(Collection entries)
☆ ☆ ☆ ☆ ☆

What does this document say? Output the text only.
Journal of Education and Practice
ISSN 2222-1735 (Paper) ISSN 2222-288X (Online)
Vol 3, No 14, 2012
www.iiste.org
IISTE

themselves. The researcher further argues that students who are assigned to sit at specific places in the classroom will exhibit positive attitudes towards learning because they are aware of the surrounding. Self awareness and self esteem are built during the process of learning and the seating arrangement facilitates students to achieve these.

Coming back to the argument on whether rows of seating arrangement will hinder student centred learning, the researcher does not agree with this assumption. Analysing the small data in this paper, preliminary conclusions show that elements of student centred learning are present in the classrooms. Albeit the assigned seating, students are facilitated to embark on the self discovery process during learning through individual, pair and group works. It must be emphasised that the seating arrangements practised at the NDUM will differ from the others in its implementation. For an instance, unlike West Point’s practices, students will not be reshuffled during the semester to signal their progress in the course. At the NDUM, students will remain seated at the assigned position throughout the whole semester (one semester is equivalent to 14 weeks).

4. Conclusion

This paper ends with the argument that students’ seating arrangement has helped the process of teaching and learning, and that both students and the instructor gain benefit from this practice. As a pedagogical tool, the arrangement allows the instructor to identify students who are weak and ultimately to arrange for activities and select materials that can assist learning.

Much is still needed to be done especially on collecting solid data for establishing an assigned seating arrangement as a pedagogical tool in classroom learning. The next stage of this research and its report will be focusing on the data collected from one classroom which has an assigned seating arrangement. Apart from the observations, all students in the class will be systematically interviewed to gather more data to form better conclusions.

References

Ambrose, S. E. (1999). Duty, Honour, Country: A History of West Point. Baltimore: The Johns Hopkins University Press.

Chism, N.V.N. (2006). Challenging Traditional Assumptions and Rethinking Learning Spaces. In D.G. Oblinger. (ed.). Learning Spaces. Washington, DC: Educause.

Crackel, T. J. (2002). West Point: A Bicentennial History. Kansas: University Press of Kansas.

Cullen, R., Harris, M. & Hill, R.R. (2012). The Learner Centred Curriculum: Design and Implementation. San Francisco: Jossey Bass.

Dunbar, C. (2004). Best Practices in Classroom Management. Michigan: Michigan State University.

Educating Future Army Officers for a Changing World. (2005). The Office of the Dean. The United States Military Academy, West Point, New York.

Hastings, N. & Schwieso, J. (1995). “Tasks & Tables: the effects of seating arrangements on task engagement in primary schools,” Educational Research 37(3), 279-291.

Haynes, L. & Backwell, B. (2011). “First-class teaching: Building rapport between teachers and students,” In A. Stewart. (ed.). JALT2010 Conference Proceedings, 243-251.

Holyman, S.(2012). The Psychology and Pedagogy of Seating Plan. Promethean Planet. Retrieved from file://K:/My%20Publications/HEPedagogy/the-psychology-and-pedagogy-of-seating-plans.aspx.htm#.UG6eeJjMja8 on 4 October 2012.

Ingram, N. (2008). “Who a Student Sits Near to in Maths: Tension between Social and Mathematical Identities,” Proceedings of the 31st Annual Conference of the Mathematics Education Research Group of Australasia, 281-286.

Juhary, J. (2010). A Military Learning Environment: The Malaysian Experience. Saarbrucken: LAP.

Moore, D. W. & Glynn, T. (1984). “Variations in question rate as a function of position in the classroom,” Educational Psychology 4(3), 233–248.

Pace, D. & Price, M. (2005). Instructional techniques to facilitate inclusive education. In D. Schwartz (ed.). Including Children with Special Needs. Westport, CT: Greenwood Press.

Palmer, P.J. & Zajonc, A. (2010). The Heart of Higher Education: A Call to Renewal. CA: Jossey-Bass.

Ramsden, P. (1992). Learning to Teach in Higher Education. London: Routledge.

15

☆ ☆ ☆ ☆ ☆

> [What you have to do]
Using the records above, copy each line that contains "Bass".

> [Response to this task]
Cullen, R., Harris, M. & Hill, R.R. (2012). The Learner Centred Curriculum: Design and Implementation. San Francisco: Jossey Bass.
Palmer, P.J. & Zajonc, A. (2010). The Heart of Higher Education: A Call to Renewal. CA: Jossey-Bass.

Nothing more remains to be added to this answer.